YOUR TASK:
Return nothing but the lines from the line with "Convert this document image to plain text." through the last line of the entries that follow, copied exactly and free of pictures.

DATA FOR PROCESSING:
•••••

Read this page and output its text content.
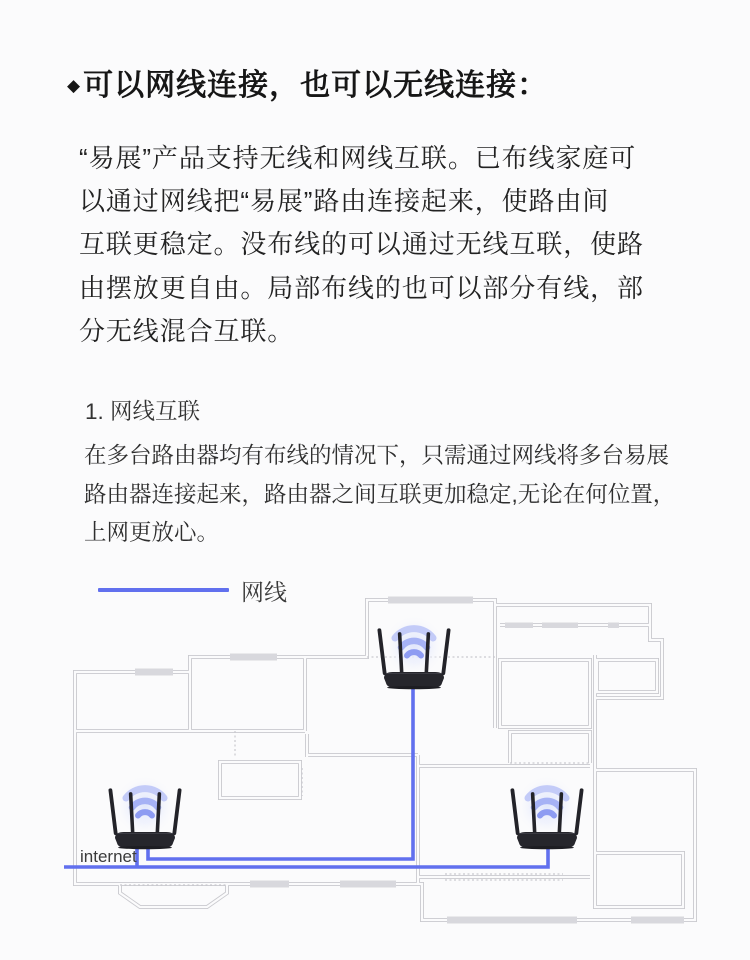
◆ 可以网线连接，也可以无线连接：
“易展”产品支持无线和网线互联。已布线家庭可
以通过网线把“易展”路由连接起来，使路由间
互联更稳定。没布线的可以通过无线互联，使路
由摆放更自由。局部布线的也可以部分有线，部
分无线混合互联。
1. 网线互联
在多台路由器均有布线的情况下，只需通过网线将多台易展
路由器连接起来，路由器之间互联更加稳定,无论在何位置，
上网更放心。
网线
internet
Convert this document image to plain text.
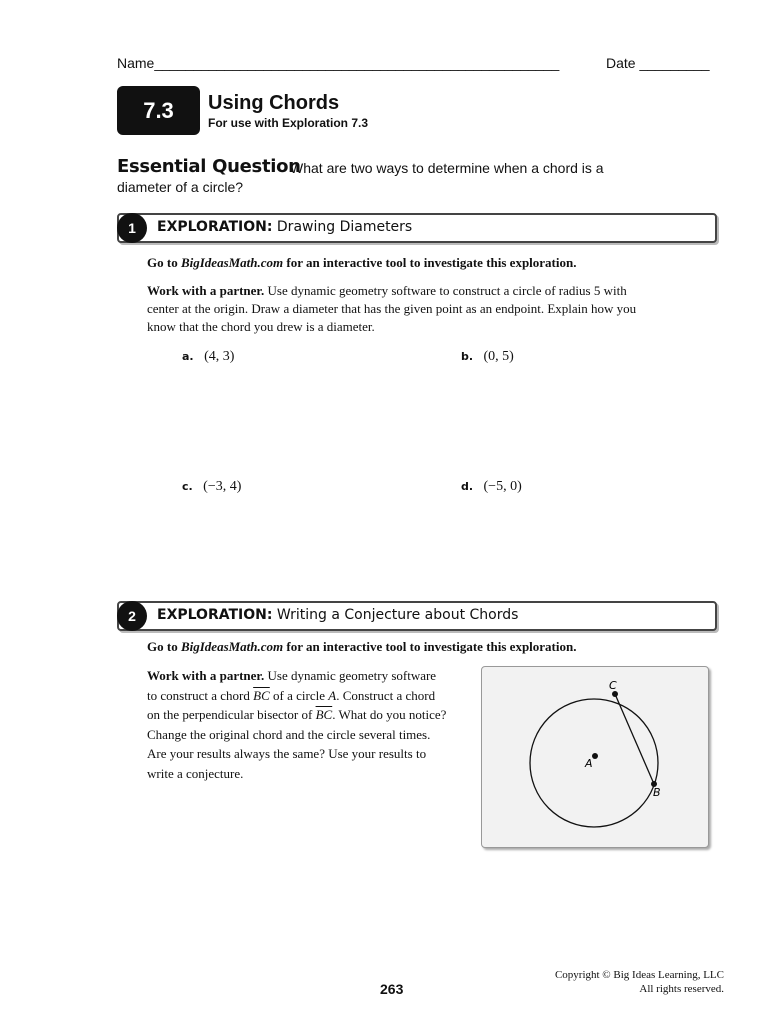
Name____________________________________________________	Date _________
7.3	Using Chords
For use with Exploration 7.3
Essential Question
What are two ways to determine when a chord is a diameter of a circle?
1	EXPLORATION: Drawing Diameters
Go to BigIdeasMath.com for an interactive tool to investigate this exploration.
Work with a partner. Use dynamic geometry software to construct a circle of radius 5 with center at the origin. Draw a diameter that has the given point as an endpoint. Explain how you know that the chord you drew is a diameter.
a. (4, 3)	b. (0, 5)
c. (−3, 4)	d. (−5, 0)
2	EXPLORATION: Writing a Conjecture about Chords
Go to BigIdeasMath.com for an interactive tool to investigate this exploration.
Work with a partner. Use dynamic geometry software
to construct a chord $\overline{BC}$ of a circle A. Construct a chord
on the perpendicular bisector of $\overline{BC}$. What do you notice?
Change the original chord and the circle several times.
Are your results always the same? Use your results to
write a conjecture.
C
A
B
Copyright © Big Ideas Learning, LLC
All rights reserved.
263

•••••

PROBLEM SOLUTION:
Convert this document image to plain text.
Name____________________________________________________	Date _________
7.3	Using Chords
For use with Exploration 7.3
Essential Question
What are two ways to determine when a chord is a diameter of a circle?
1	EXPLORATION: Drawing Diameters
Go to BigIdeasMath.com for an interactive tool to investigate this exploration.
Work with a partner. Use dynamic geometry software to construct a circle of radius 5 with center at the origin. Draw a diameter that has the given point as an endpoint. Explain how you know that the chord you drew is a diameter.
a. (4, 3)	b. (0, 5)
c. (−3, 4)	d. (−5, 0)
2	EXPLORATION: Writing a Conjecture about Chords
Go to BigIdeasMath.com for an interactive tool to investigate this exploration.
Work with a partner. Use dynamic geometry software
to construct a chord $\overline{BC}$ of a circle A. Construct a chord
on the perpendicular bisector of $\overline{BC}$. What do you notice?
Change the original chord and the circle several times.
Are your results always the same? Use your results to
write a conjecture.
C
A
B
Copyright © Big Ideas Learning, LLC
All rights reserved.
263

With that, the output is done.